■ Exercise objective ■
Answer these questions from the civil service reform passage below:
1. Which bill does it urge concentrating every energy on passing?
2. About how many Federal Government employees does it say are now protected by the law?
3. In what season and year did New York voters add a merit system provision to their constitution?

I have spoken above of the good that would come from a thorough
and intelligent knowledge as to who were the friends and who were
the foes of the law in Washington. Departmental officers, the heads
of bureaus, and, above all, the Commissioners themselves, should
be carefully watched by all friends of the reform. They should be
supported when they do well, and condemned when they do ill; and
attention should be called not only to what they do, but to what they
fail to do. To an even greater extent, of course, this applies to the
President. As regards the Senators and Congressmen also there is
urgent need of careful supervision by the friends of the law. We need
criticism by those who are unable to do their part in action; but the
criticism, to be useful, must be both honest and intelligent, and the
critics must remember that the system has its stanch friends and
bitter foes among both party men and men of no party—among
Republicans, Democrats, and Independents. Each Congressman
should be made to feel that it is his duty to support the law, and that
he will be held to account if he fails to support it. Especially is it
necessary to concentrate effort in working for each step of reform. In
legislative matters, for instance, there is need of increase of
appropriations for the Commission, and there is a chance of putting
through the bill to reform the Consular service. This has received
substantial backing in the Senate, and has the support of the
majority of the Foreign Affairs Committee. Instead of wasting efforts
by a diffuse support of eight or ten bills, it would be well to bend
every energy to securing the passage of the Consular bill; and to do
this it is necessary to arouse not only the Civil Service Reform
Associations, but the Boards of Trade throughout the country, and to
make the Congressmen and Senators feel individually the pressure
from those of their constituents who are resolved no longer to
tolerate the peculiarly gross manifestation of the spoils system which
now obtains in the consular service, with its attendant discredit to the
national honor abroad.
People sometimes grow a little down-hearted about the reform.
When they feel in this mood it would be well for them to reflect on
what has actually been gained in the past six years. By the inclusion
of the railway mail service, the smaller free-delivery offices, the
Indian School service, the Internal Revenue service, and other less
important branches, the extent of the public service which is under
the protection of the law has been more than doubled, and there are
now nearly fifty thousand employees of the Federal Government who
have been withdrawn from the degrading influences that rule under
the spoils system. This of itself is a great success and a great
advance, though, of course, it ought only to spur us on to renewed
effort. In the fall of 1894 the people of the State of New York, by a
popular vote, put into their constitution a provision providing for a
merit system in the affairs of the State and its municipalities; and the
following spring the great city of Chicago voted, by an overwhelming
majority, in favor of applying in its municipal affairs the advanced and
radical Civil Service Reform Law, which had already passed the
Illinois Legislature. Undoubtedly, after every success there comes a
moment of reaction. The friends of the reform grow temporarily
lukewarm, or, because it fails to secure everything they hoped, they
neglect to lay proper stress upon all that it does secure. Yet, in spite
of all rebuffs, in spite of all disappointments and opposition, the
growth of the principle of Civil Service reform has been continually
more rapid, and every year has taken us measurably nearer that
ideal of pure and decent government which is dear to the heart of
every honest American citizen.
FOOTNOTES:
[13] Scribner’s Magazine, August, 1895.

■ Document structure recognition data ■

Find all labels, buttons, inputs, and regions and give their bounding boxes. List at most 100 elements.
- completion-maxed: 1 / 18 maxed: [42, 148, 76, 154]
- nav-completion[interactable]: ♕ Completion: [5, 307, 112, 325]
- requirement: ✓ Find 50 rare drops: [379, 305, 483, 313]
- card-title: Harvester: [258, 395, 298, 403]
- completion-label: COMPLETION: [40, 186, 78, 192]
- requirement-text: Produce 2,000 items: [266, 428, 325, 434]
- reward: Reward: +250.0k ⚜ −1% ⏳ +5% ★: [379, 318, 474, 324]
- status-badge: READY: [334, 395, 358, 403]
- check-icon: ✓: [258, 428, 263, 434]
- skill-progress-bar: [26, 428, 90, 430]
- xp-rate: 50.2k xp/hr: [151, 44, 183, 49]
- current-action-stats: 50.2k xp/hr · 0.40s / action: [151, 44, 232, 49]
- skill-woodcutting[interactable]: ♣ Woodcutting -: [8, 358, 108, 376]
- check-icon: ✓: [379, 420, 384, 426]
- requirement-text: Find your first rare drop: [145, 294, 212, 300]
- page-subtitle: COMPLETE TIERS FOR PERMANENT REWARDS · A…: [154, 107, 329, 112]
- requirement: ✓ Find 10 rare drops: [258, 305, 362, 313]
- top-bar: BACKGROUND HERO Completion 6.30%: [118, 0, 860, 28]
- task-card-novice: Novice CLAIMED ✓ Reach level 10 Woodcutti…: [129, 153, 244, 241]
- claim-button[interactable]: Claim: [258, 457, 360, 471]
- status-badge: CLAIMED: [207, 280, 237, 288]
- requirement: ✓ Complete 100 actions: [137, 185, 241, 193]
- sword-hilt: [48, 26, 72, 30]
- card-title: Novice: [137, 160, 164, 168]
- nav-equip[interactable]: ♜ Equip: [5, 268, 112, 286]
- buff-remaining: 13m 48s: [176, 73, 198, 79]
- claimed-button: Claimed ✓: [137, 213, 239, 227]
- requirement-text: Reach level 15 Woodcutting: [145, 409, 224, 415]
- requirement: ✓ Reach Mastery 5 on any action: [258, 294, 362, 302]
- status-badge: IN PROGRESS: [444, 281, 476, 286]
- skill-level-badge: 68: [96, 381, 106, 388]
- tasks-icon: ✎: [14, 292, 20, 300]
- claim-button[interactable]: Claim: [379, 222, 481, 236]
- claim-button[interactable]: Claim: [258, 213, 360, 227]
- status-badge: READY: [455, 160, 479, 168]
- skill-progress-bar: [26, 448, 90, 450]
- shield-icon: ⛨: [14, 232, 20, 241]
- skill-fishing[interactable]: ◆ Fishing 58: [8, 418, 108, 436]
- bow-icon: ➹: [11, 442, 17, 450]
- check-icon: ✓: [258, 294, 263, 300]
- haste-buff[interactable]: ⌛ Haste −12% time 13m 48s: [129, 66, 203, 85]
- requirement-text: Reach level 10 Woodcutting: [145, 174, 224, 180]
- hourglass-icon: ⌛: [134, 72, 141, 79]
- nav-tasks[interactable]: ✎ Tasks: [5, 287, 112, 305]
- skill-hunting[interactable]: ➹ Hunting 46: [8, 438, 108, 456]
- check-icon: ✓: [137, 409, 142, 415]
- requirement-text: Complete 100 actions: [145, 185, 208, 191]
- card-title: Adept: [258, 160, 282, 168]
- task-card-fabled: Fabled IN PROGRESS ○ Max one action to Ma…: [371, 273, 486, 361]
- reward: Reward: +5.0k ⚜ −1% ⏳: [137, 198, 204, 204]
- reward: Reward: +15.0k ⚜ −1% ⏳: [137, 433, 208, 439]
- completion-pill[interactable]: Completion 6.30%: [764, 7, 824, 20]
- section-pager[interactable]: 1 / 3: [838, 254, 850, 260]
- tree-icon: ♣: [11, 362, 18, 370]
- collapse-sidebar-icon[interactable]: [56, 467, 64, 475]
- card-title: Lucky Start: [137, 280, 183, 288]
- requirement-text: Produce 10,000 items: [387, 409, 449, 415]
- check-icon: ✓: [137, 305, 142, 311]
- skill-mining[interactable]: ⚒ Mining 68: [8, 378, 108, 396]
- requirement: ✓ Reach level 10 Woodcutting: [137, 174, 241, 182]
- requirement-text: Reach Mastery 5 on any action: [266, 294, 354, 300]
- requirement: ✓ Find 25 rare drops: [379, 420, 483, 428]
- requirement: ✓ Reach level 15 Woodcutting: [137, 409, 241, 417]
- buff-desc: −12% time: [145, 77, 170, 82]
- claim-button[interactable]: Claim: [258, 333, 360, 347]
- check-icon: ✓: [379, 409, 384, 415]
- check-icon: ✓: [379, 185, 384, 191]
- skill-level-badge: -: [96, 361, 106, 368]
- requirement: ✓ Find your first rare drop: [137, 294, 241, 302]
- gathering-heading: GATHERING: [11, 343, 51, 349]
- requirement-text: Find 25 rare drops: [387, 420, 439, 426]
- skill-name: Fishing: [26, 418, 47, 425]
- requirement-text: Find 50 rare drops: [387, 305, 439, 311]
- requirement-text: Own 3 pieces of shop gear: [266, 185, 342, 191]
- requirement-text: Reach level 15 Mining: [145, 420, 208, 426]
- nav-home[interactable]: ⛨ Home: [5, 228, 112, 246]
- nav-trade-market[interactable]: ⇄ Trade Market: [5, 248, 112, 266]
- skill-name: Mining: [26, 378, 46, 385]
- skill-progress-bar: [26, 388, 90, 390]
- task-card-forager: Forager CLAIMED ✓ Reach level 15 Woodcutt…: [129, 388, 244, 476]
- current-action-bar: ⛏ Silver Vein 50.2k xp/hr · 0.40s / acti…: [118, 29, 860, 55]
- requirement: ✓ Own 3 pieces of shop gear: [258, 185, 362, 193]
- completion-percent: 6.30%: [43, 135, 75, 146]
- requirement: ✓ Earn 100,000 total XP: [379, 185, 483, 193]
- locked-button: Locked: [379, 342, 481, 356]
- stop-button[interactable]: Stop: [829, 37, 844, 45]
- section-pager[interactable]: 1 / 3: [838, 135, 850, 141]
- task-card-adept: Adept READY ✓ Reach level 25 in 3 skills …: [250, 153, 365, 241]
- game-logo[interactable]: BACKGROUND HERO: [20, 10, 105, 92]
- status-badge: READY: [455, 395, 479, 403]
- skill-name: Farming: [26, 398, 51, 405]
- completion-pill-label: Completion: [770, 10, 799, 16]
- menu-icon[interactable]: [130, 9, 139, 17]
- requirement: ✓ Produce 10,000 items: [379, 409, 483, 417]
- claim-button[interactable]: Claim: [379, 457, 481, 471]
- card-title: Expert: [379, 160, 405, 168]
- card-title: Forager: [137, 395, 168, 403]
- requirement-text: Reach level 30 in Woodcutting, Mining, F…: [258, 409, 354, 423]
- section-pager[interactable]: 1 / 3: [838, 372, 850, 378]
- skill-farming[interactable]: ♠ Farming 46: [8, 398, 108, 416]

■ Task solution ■
1. The Consular bill, to reform the Consular service.
2. Nearly fifty thousand.
3. The fall of 1894.